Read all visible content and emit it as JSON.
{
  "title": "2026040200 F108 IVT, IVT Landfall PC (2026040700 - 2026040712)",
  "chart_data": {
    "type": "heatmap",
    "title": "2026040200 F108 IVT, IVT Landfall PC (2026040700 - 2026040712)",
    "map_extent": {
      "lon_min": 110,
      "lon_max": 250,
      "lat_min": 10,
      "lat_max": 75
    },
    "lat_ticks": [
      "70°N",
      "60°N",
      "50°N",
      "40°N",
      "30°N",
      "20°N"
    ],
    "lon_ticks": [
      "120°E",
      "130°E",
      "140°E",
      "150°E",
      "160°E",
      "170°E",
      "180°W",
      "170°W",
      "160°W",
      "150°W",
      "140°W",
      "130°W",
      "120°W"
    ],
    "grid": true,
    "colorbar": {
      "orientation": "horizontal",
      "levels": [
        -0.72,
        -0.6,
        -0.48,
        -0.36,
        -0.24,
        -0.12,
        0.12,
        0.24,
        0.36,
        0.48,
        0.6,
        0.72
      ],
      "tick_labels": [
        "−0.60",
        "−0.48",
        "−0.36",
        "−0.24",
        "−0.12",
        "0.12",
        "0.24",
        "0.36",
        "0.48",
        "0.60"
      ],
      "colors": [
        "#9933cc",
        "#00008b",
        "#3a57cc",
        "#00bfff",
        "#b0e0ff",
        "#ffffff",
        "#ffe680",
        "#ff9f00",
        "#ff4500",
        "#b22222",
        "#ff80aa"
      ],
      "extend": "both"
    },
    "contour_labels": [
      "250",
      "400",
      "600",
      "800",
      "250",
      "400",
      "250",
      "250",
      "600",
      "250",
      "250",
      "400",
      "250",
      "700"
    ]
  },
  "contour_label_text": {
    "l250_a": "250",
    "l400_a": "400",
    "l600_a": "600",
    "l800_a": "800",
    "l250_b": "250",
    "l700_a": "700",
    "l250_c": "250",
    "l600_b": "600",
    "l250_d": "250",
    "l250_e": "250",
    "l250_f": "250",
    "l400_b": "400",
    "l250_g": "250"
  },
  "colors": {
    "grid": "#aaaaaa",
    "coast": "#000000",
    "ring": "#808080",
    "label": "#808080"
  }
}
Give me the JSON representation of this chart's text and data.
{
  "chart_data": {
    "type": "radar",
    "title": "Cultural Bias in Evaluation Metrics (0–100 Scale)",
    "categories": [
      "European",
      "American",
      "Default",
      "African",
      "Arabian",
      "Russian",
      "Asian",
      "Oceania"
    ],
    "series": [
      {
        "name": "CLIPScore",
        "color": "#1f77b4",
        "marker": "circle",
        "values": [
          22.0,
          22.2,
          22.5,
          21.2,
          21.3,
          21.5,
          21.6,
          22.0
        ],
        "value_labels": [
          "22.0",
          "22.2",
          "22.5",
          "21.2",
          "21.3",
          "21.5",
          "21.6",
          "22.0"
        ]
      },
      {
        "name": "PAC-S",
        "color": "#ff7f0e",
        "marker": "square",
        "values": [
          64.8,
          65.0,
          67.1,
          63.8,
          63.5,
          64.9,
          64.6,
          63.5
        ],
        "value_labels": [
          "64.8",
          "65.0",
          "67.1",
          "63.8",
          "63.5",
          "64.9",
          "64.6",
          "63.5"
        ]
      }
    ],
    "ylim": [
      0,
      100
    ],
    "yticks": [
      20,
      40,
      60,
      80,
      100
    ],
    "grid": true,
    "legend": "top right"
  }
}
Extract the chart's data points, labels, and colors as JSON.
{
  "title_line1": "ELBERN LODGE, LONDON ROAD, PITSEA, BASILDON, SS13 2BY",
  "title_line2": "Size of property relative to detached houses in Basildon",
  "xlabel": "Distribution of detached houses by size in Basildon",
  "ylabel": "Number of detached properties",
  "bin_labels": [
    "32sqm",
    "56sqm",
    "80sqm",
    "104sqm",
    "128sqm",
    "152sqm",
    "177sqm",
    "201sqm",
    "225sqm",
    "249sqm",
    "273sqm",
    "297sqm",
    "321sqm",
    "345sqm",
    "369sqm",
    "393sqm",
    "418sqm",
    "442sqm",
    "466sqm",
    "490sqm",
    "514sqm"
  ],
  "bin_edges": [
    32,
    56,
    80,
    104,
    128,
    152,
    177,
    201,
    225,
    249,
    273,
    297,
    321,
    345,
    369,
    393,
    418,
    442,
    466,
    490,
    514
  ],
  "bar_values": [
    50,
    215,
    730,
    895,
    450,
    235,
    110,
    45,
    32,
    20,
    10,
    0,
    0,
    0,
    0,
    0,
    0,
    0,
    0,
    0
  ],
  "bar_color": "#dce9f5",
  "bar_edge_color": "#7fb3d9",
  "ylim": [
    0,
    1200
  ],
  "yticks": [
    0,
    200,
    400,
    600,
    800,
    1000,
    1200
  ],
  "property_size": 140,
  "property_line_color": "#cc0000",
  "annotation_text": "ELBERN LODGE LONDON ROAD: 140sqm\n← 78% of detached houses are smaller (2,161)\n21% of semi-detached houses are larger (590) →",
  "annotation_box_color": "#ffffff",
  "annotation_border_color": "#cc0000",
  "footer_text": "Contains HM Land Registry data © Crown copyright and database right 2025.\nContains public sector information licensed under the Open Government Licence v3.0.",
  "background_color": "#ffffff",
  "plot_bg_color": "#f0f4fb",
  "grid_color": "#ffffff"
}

---*---

Every record should be repeated exactly; please leave none out.

Read all visible content and emit it as JSON.
{
  "title": "2026040200 F108 IVT, IVT Landfall PC (2026040700 - 2026040712)",
  "chart_data": {
    "type": "heatmap",
    "title": "2026040200 F108 IVT, IVT Landfall PC (2026040700 - 2026040712)",
    "map_extent": {
      "lon_min": 110,
      "lon_max": 250,
      "lat_min": 10,
      "lat_max": 75
    },
    "lat_ticks": [
      "70°N",
      "60°N",
      "50°N",
      "40°N",
      "30°N",
      "20°N"
    ],
    "lon_ticks": [
      "120°E",
      "130°E",
      "140°E",
      "150°E",
      "160°E",
      "170°E",
      "180°W",
      "170°W",
      "160°W",
      "150°W",
      "140°W",
      "130°W",
      "120°W"
    ],
    "grid": true,
    "colorbar": {
      "orientation": "horizontal",
      "levels": [
        -0.72,
        -0.6,
        -0.48,
        -0.36,
        -0.24,
        -0.12,
        0.12,
        0.24,
        0.36,
        0.48,
        0.6,
        0.72
      ],
      "tick_labels": [
        "−0.60",
        "−0.48",
        "−0.36",
        "−0.24",
        "−0.12",
        "0.12",
        "0.24",
        "0.36",
        "0.48",
        "0.60"
      ],
      "colors": [
        "#9933cc",
        "#00008b",
        "#3a57cc",
        "#00bfff",
        "#b0e0ff",
        "#ffffff",
        "#ffe680",
        "#ff9f00",
        "#ff4500",
        "#b22222",
        "#ff80aa"
      ],
      "extend": "both"
    },
    "contour_labels": [
      "250",
      "400",
      "600",
      "800",
      "250",
      "400",
      "250",
      "250",
      "600",
      "250",
      "250",
      "400",
      "250",
      "700"
    ]
  },
  "contour_label_text": {
    "l250_a": "250",
    "l400_a": "400",
    "l600_a": "600",
    "l800_a": "800",
    "l250_b": "250",
    "l700_a": "700",
    "l250_c": "250",
    "l600_b": "600",
    "l250_d": "250",
    "l250_e": "250",
    "l250_f": "250",
    "l400_b": "400",
    "l250_g": "250"
  },
  "colors": {
    "grid": "#aaaaaa",
    "coast": "#000000",
    "ring": "#808080",
    "label": "#808080"
  }
}
Give me the JSON representation of this chart's text and data.
{
  "chart_data": {
    "type": "radar",
    "title": "Cultural Bias in Evaluation Metrics (0–100 Scale)",
    "categories": [
      "European",
      "American",
      "Default",
      "African",
      "Arabian",
      "Russian",
      "Asian",
      "Oceania"
    ],
    "series": [
      {
        "name": "CLIPScore",
        "color": "#1f77b4",
        "marker": "circle",
        "values": [
          22.0,
          22.2,
          22.5,
          21.2,
          21.3,
          21.5,
          21.6,
          22.0
        ],
        "value_labels": [
          "22.0",
          "22.2",
          "22.5",
          "21.2",
          "21.3",
          "21.5",
          "21.6",
          "22.0"
        ]
      },
      {
        "name": "PAC-S",
        "color": "#ff7f0e",
        "marker": "square",
        "values": [
          64.8,
          65.0,
          67.1,
          63.8,
          63.5,
          64.9,
          64.6,
          63.5
        ],
        "value_labels": [
          "64.8",
          "65.0",
          "67.1",
          "63.8",
          "63.5",
          "64.9",
          "64.6",
          "63.5"
        ]
      }
    ],
    "ylim": [
      0,
      100
    ],
    "yticks": [
      20,
      40,
      60,
      80,
      100
    ],
    "grid": true,
    "legend": "top right"
  }
}
Extract the chart's data points, labels, and colors as JSON.
{
  "title_line1": "ELBERN LODGE, LONDON ROAD, PITSEA, BASILDON, SS13 2BY",
  "title_line2": "Size of property relative to detached houses in Basildon",
  "xlabel": "Distribution of detached houses by size in Basildon",
  "ylabel": "Number of detached properties",
  "bin_labels": [
    "32sqm",
    "56sqm",
    "80sqm",
    "104sqm",
    "128sqm",
    "152sqm",
    "177sqm",
    "201sqm",
    "225sqm",
    "249sqm",
    "273sqm",
    "297sqm",
    "321sqm",
    "345sqm",
    "369sqm",
    "393sqm",
    "418sqm",
    "442sqm",
    "466sqm",
    "490sqm",
    "514sqm"
  ],
  "bin_edges": [
    32,
    56,
    80,
    104,
    128,
    152,
    177,
    201,
    225,
    249,
    273,
    297,
    321,
    345,
    369,
    393,
    418,
    442,
    466,
    490,
    514
  ],
  "bar_values": [
    50,
    215,
    730,
    895,
    450,
    235,
    110,
    45,
    32,
    20,
    10,
    0,
    0,
    0,
    0,
    0,
    0,
    0,
    0,
    0
  ],
  "bar_color": "#dce9f5",
  "bar_edge_color": "#7fb3d9",
  "ylim": [
    0,
    1200
  ],
  "yticks": [
    0,
    200,
    400,
    600,
    800,
    1000,
    1200
  ],
  "property_size": 140,
  "property_line_color": "#cc0000",
  "annotation_text": "ELBERN LODGE LONDON ROAD: 140sqm\n← 78% of detached houses are smaller (2,161)\n21% of semi-detached houses are larger (590) →",
  "annotation_box_color": "#ffffff",
  "annotation_border_color": "#cc0000",
  "footer_text": "Contains HM Land Registry data © Crown copyright and database right 2025.\nContains public sector information licensed under the Open Government Licence v3.0.",
  "background_color": "#ffffff",
  "plot_bg_color": "#f0f4fb",
  "grid_color": "#ffffff"
}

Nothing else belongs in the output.